- SHORT TASK -
Transcribe the whole listing below without changing a word, but leave out every image.
START INPUT RECORDS
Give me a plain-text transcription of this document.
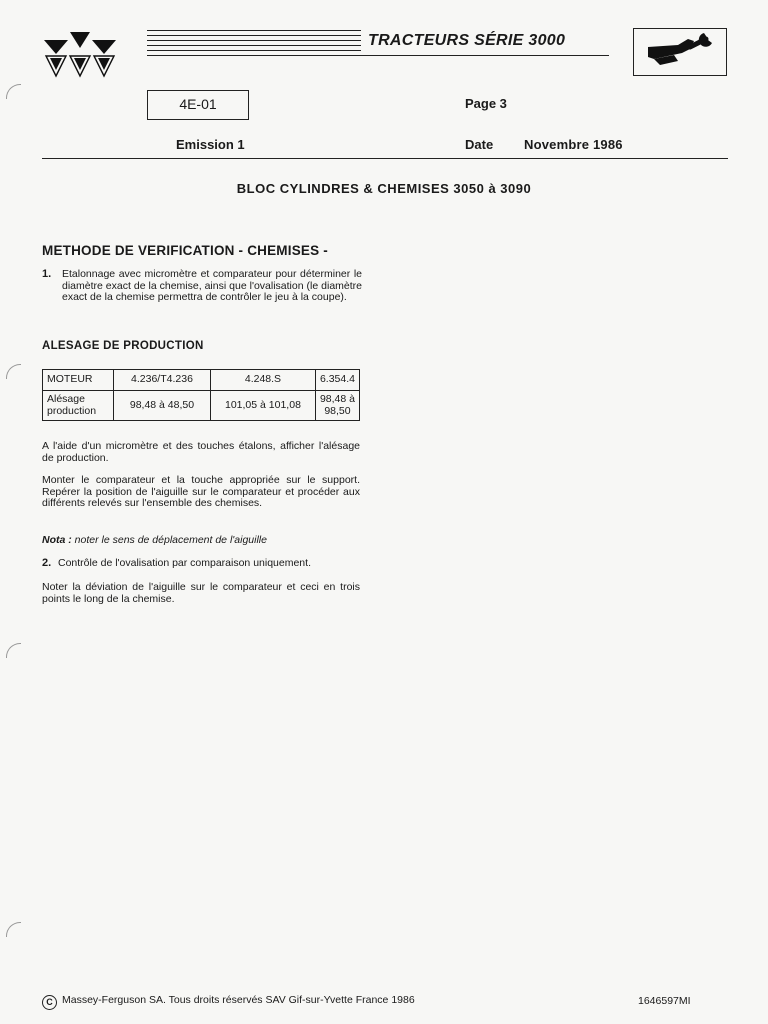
TRACTEURS SÉRIE 3000
4E-01	Page 3
Emission 1	Date Novembre 1986
BLOC CYLINDRES & CHEMISES 3050 à 3090
METHODE DE VERIFICATION - CHEMISES -
1. Etalonnage avec micromètre et comparateur pour déterminer le diamètre exact de la chemise, ainsi que l'ovalisation (le diamètre exact de la chemise permettra de contrôler le jeu à la coupe).
ALESAGE DE PRODUCTION
MOTEUR	4.236/T4.236	4.248.S	6.354.4
Alésage
production	98,48 à 48,50	101,05 à 101,08	98,48 à
98,50
A l'aide d'un micromètre et des touches étalons, afficher l'alésage de production.
Monter le comparateur et la touche appropriée sur le support. Repérer la position de l'aiguille sur le comparateur et procéder aux différents relevés sur l'ensemble des chemises.
Nota : noter le sens de déplacement de l'aiguille
2. Contrôle de l'ovalisation par comparaison uniquement.
Noter la déviation de l'aiguille sur le comparateur et ceci en trois points le long de la chemise.
C Massey-Ferguson SA. Tous droits réservés SAV Gif-sur-Yvette France 1986	1646597MI
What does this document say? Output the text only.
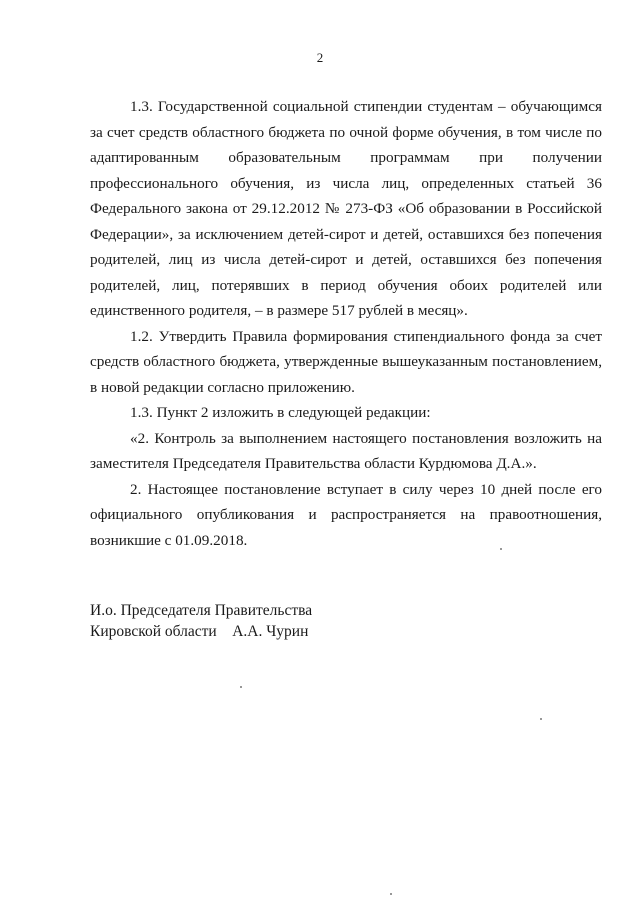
2

1.3. Государственной социальной стипендии студентам – обучающимся за счет средств областного бюджета по очной форме обучения, в том числе по адаптированным образовательным программам при получении профессионального обучения, из числа лиц, определенных статьей 36 Федерального закона от 29.12.2012 № 273-ФЗ «Об образовании в Российской Федерации», за исключением детей-сирот и детей, оставшихся без попечения родителей, лиц из числа детей-сирот и детей, оставшихся без попечения родителей, лиц, потерявших в период обучения обоих родителей или единственного родителя, – в размере 517 рублей в месяц».

1.2. Утвердить Правила формирования стипендиального фонда за счет средств областного бюджета, утвержденные вышеуказанным постановлением, в новой редакции согласно приложению.

1.3. Пункт 2 изложить в следующей редакции:

«2. Контроль за выполнением настоящего постановления возложить на заместителя Председателя Правительства области Курдюмова Д.А.».

2. Настоящее постановление вступает в силу через 10 дней после его официального опубликования и распространяется на правоотношения, возникшие с 01.09.2018.

И.о. Председателя Правительства
Кировской области    А.А. Чурин
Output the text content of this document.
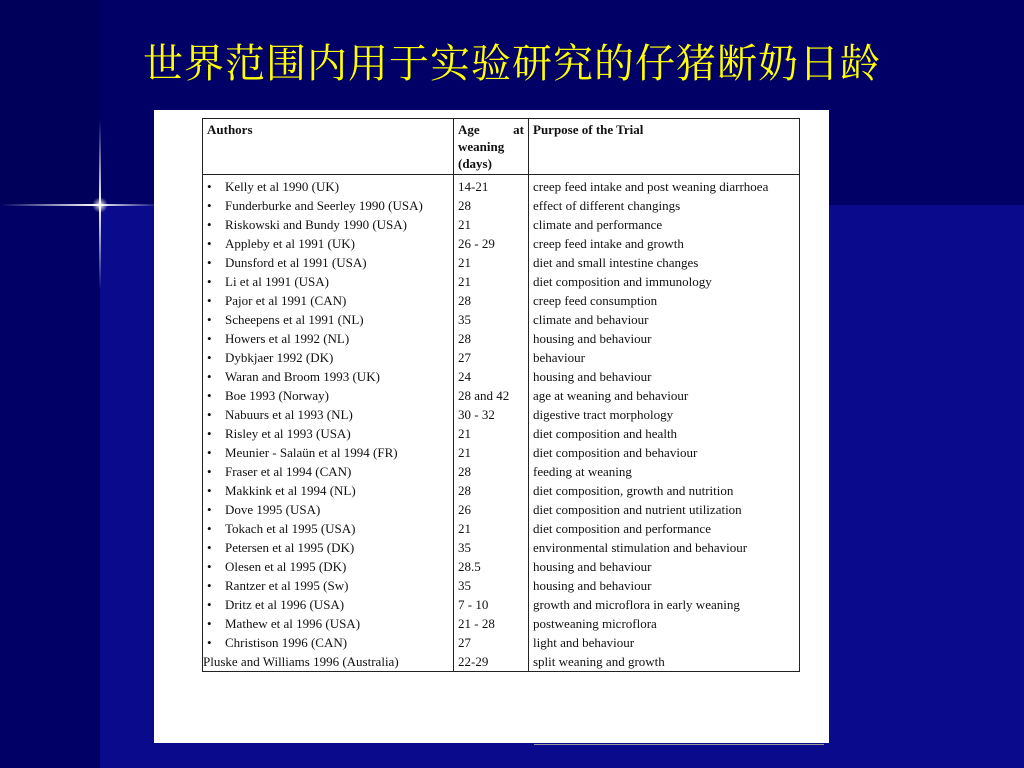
世界范围内用于实验研究的仔猪断奶日龄
Authors	Age at weaning (days)	Purpose of the Trial
• Kelly et al 1990 (UK)	14-21	creep feed intake and post weaning diarrhoea
• Funderburke and Seerley 1990 (USA)	28	effect of different changings
• Riskowski and Bundy 1990 (USA)	21	climate and performance
• Appleby et al 1991 (UK)	26 - 29	creep feed intake and growth
• Dunsford et al 1991 (USA)	21	diet and small intestine changes
• Li et al 1991 (USA)	21	diet composition and immunology
• Pajor et al 1991 (CAN)	28	creep feed consumption
• Scheepens et al 1991 (NL)	35	climate and behaviour
• Howers et al 1992 (NL)	28	housing and behaviour
• Dybkjaer 1992 (DK)	27	behaviour
• Waran and Broom 1993 (UK)	24	housing and behaviour
• Boe 1993 (Norway)	28 and 42	age at weaning and behaviour
• Nabuurs et al 1993 (NL)	30 - 32	digestive tract morphology
• Risley et al 1993 (USA)	21	diet composition and health
• Meunier - Salaün et al 1994 (FR)	21	diet composition and behaviour
• Fraser et al 1994 (CAN)	28	feeding at weaning
• Makkink et al 1994 (NL)	28	diet composition, growth and nutrition
• Dove 1995 (USA)	26	diet composition and nutrient utilization
• Tokach et al 1995 (USA)	21	diet composition and performance
• Petersen et al 1995 (DK)	35	environmental stimulation and behaviour
• Olesen et al 1995 (DK)	28.5	housing and behaviour
• Rantzer et al 1995 (Sw)	35	housing and behaviour
• Dritz et al 1996 (USA)	7 - 10	growth and microflora in early weaning
• Mathew et al 1996 (USA)	21 - 28	postweaning microflora
• Christison 1996 (CAN)	27	light and behaviour
Pluske and Williams 1996 (Australia)	22-29	split weaning and growth
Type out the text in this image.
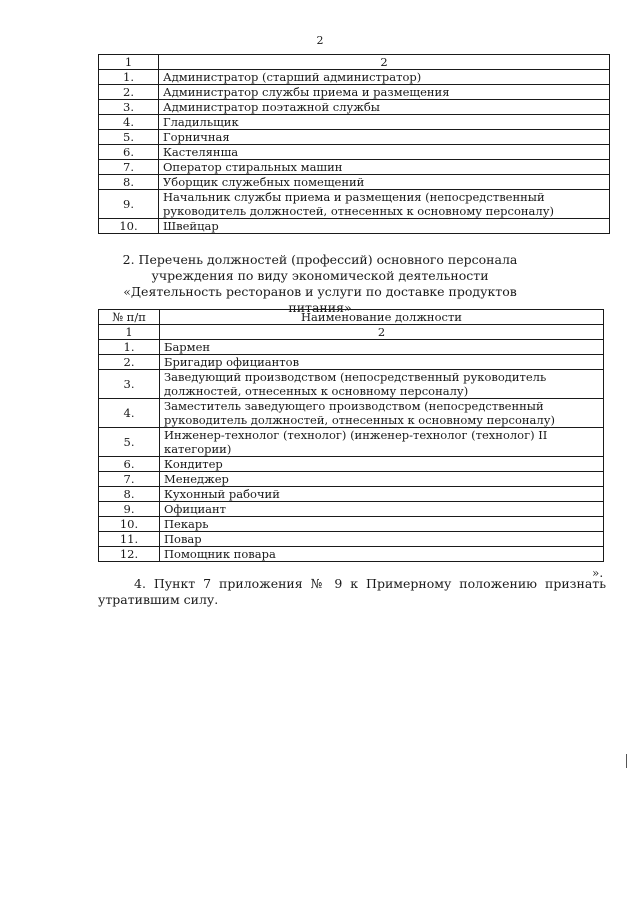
2
1	2
1.	Администратор (старший администратор)
2.	Администратор службы приема и размещения
3.	Администратор поэтажной службы
4.	Гладильщик
5.	Горничная
6.	Кастелянша
7.	Оператор стиральных машин
8.	Уборщик служебных помещений
9.	Начальник службы приема и размещения (непосредственный руководитель должностей, отнесенных к основному персоналу)
10.	Швейцар
2. Перечень должностей (профессий) основного персонала учреждения по виду экономической деятельности «Деятельность ресторанов и услуги по доставке продуктов питания»
№ п/п	Наименование должности
1	2
1.	Бармен
2.	Бригадир официантов
3.	Заведующий производством (непосредственный руководитель должностей, отнесенных к основному персоналу)
4.	Заместитель заведующего производством (непосредственный руководитель должностей, отнесенных к основному персоналу)
5.	Инженер-технолог (технолог) (инженер-технолог (технолог) II категории)
6.	Кондитер
7.	Менеджер
8.	Кухонный рабочий
9.	Официант
10.	Пекарь
11.	Повар
12.	Помощник повара
».
4. Пункт 7 приложения № 9 к Примерному положению признать утратившим силу.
END INPUT RECORDS
- RESULT -
Give me a plain-text transcription of this document.
TRACTEURS SÉRIE 3000
4E-01	Page 3
Emission 1	Date Novembre 1986
BLOC CYLINDRES & CHEMISES 3050 à 3090
METHODE DE VERIFICATION - CHEMISES -
1. Etalonnage avec micromètre et comparateur pour déterminer le diamètre exact de la chemise, ainsi que l'ovalisation (le diamètre exact de la chemise permettra de contrôler le jeu à la coupe).
ALESAGE DE PRODUCTION
MOTEUR	4.236/T4.236	4.248.S	6.354.4
Alésage
production	98,48 à 48,50	101,05 à 101,08	98,48 à
98,50
A l'aide d'un micromètre et des touches étalons, afficher l'alésage de production.
Monter le comparateur et la touche appropriée sur le support. Repérer la position de l'aiguille sur le comparateur et procéder aux différents relevés sur l'ensemble des chemises.
Nota : noter le sens de déplacement de l'aiguille
2. Contrôle de l'ovalisation par comparaison uniquement.
Noter la déviation de l'aiguille sur le comparateur et ceci en trois points le long de la chemise.
C Massey-Ferguson SA. Tous droits réservés SAV Gif-sur-Yvette France 1986	1646597MI
What does this document say? Output the text only.
2

1.3. Государственной социальной стипендии студентам – обучающимся за счет средств областного бюджета по очной форме обучения, в том числе по адаптированным образовательным программам при получении профессионального обучения, из числа лиц, определенных статьей 36 Федерального закона от 29.12.2012 № 273-ФЗ «Об образовании в Российской Федерации», за исключением детей-сирот и детей, оставшихся без попечения родителей, лиц из числа детей-сирот и детей, оставшихся без попечения родителей, лиц, потерявших в период обучения обоих родителей или единственного родителя, – в размере 517 рублей в месяц».

1.2. Утвердить Правила формирования стипендиального фонда за счет средств областного бюджета, утвержденные вышеуказанным постановлением, в новой редакции согласно приложению.

1.3. Пункт 2 изложить в следующей редакции:

«2. Контроль за выполнением настоящего постановления возложить на заместителя Председателя Правительства области Курдюмова Д.А.».

2. Настоящее постановление вступает в силу через 10 дней после его официального опубликования и распространяется на правоотношения, возникшие с 01.09.2018.

И.о. Председателя Правительства
Кировской области    А.А. Чурин
Output the text content of this document.
世界范围内用于实验研究的仔猪断奶日龄
Authors	Age at weaning (days)	Purpose of the Trial
• Kelly et al 1990 (UK)	14-21	creep feed intake and post weaning diarrhoea
• Funderburke and Seerley 1990 (USA)	28	effect of different changings
• Riskowski and Bundy 1990 (USA)	21	climate and performance
• Appleby et al 1991 (UK)	26 - 29	creep feed intake and growth
• Dunsford et al 1991 (USA)	21	diet and small intestine changes
• Li et al 1991 (USA)	21	diet composition and immunology
• Pajor et al 1991 (CAN)	28	creep feed consumption
• Scheepens et al 1991 (NL)	35	climate and behaviour
• Howers et al 1992 (NL)	28	housing and behaviour
• Dybkjaer 1992 (DK)	27	behaviour
• Waran and Broom 1993 (UK)	24	housing and behaviour
• Boe 1993 (Norway)	28 and 42	age at weaning and behaviour
• Nabuurs et al 1993 (NL)	30 - 32	digestive tract morphology
• Risley et al 1993 (USA)	21	diet composition and health
• Meunier - Salaün et al 1994 (FR)	21	diet composition and behaviour
• Fraser et al 1994 (CAN)	28	feeding at weaning
• Makkink et al 1994 (NL)	28	diet composition, growth and nutrition
• Dove 1995 (USA)	26	diet composition and nutrient utilization
• Tokach et al 1995 (USA)	21	diet composition and performance
• Petersen et al 1995 (DK)	35	environmental stimulation and behaviour
• Olesen et al 1995 (DK)	28.5	housing and behaviour
• Rantzer et al 1995 (Sw)	35	housing and behaviour
• Dritz et al 1996 (USA)	7 - 10	growth and microflora in early weaning
• Mathew et al 1996 (USA)	21 - 28	postweaning microflora
• Christison 1996 (CAN)	27	light and behaviour
Pluske and Williams 1996 (Australia)	22-29	split weaning and growth
Type out the text in this image.
2
1	2
1.	Администратор (старший администратор)
2.	Администратор службы приема и размещения
3.	Администратор поэтажной службы
4.	Гладильщик
5.	Горничная
6.	Кастелянша
7.	Оператор стиральных машин
8.	Уборщик служебных помещений
9.	Начальник службы приема и размещения (непосредственный руководитель должностей, отнесенных к основному персоналу)
10.	Швейцар
2. Перечень должностей (профессий) основного персонала учреждения по виду экономической деятельности «Деятельность ресторанов и услуги по доставке продуктов питания»
№ п/п	Наименование должности
1	2
1.	Бармен
2.	Бригадир официантов
3.	Заведующий производством (непосредственный руководитель должностей, отнесенных к основному персоналу)
4.	Заместитель заведующего производством (непосредственный руководитель должностей, отнесенных к основному персоналу)
5.	Инженер-технолог (технолог) (инженер-технолог (технолог) II категории)
6.	Кондитер
7.	Менеджер
8.	Кухонный рабочий
9.	Официант
10.	Пекарь
11.	Повар
12.	Помощник повара
».
4. Пункт 7 приложения № 9 к Примерному положению признать утратившим силу.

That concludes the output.